===== Kayıtlı veriler
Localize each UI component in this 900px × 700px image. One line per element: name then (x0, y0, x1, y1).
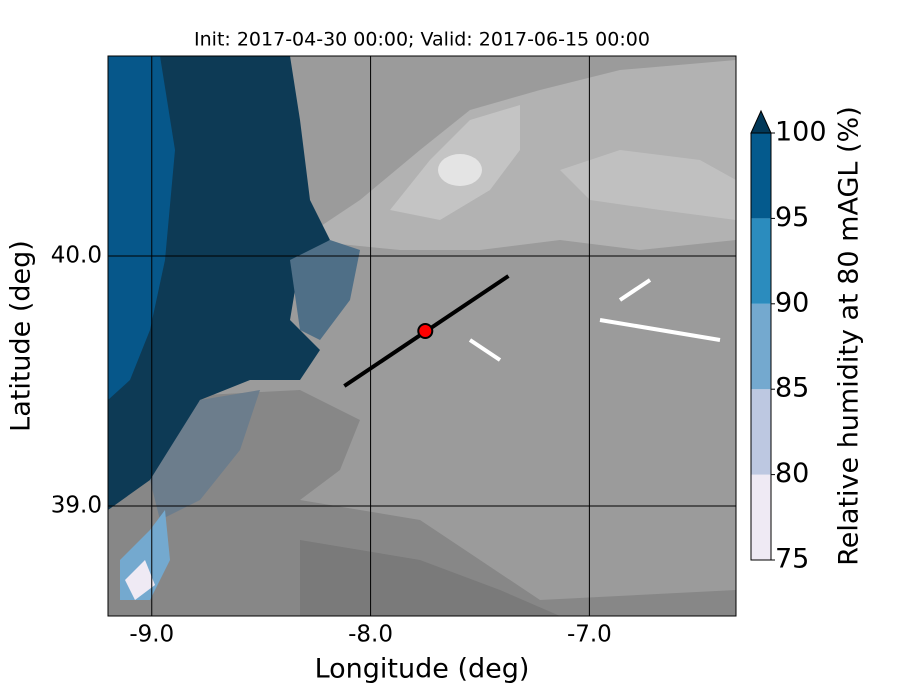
y-axis-label: Latitude (deg) (6, 240, 37, 432)
x-tick-label: -7.0 (567, 622, 612, 648)
colorbar-tick-label: 95 (775, 202, 809, 233)
y-tick-label: 40.0 (51, 243, 102, 269)
title: Init: 2017-04-30 00:00; Valid: 2017-06-1… (194, 29, 650, 51)
colorbar-frame (750, 132, 772, 561)
colorbar-tick-label: 75 (775, 544, 809, 575)
colorbar-tick-label: 100 (775, 117, 827, 148)
colorbar-tick-label: 85 (775, 373, 809, 404)
point-marker (417, 323, 434, 339)
colorbar-bin (751, 218, 771, 304)
colorbar-extend (750, 109, 772, 134)
terrain (108, 56, 736, 616)
colorbar-bin (751, 389, 771, 475)
colorbar-tick-label: 80 (775, 458, 809, 489)
colorbar-bin (751, 303, 771, 390)
x-axis-label: Longitude (deg) (315, 654, 530, 685)
colorbar-tick-label: 90 (775, 287, 809, 318)
colorbar-bin (751, 133, 771, 219)
colorbar-bin (751, 474, 771, 560)
plot-frame (107, 55, 737, 617)
x-tick-label: -9.0 (129, 622, 174, 648)
x-tick-label: -8.0 (348, 622, 393, 648)
colorbar-label: Relative humidity at 80 mAGL (%) (834, 106, 865, 566)
y-tick-label: 39.0 (51, 493, 102, 519)
graticule (108, 56, 736, 616)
==========
▸ **Görev yönergesi**
Yukarıdaki öğelerin tüm satırlarını hiçbir değişiklik yapmadan aynen alıntıla. Resimleri cevaba dahil etme.

▸ **Alıştırmanın cevabı**
Localize each UI component in this 900px × 700px image. One line per element: name then (x0, y0, x1, y1).
y-axis-label: Latitude (deg) (6, 240, 37, 432)
x-tick-label: -7.0 (567, 622, 612, 648)
colorbar-tick-label: 95 (775, 202, 809, 233)
y-tick-label: 40.0 (51, 243, 102, 269)
title: Init: 2017-04-30 00:00; Valid: 2017-06-1… (194, 29, 650, 51)
colorbar-frame (750, 132, 772, 561)
colorbar-tick-label: 75 (775, 544, 809, 575)
colorbar-tick-label: 100 (775, 117, 827, 148)
colorbar-tick-label: 85 (775, 373, 809, 404)
point-marker (417, 323, 434, 339)
colorbar-bin (751, 218, 771, 304)
colorbar-extend (750, 109, 772, 134)
terrain (108, 56, 736, 616)
colorbar-bin (751, 389, 771, 475)
colorbar-tick-label: 80 (775, 458, 809, 489)
colorbar-bin (751, 303, 771, 390)
x-axis-label: Longitude (deg) (315, 654, 530, 685)
colorbar-tick-label: 90 (775, 287, 809, 318)
colorbar-bin (751, 133, 771, 219)
colorbar-bin (751, 474, 771, 560)
plot-frame (107, 55, 737, 617)
x-tick-label: -9.0 (129, 622, 174, 648)
x-tick-label: -8.0 (348, 622, 393, 648)
colorbar-label: Relative humidity at 80 mAGL (%) (834, 106, 865, 566)
y-tick-label: 39.0 (51, 493, 102, 519)
graticule (108, 56, 736, 616)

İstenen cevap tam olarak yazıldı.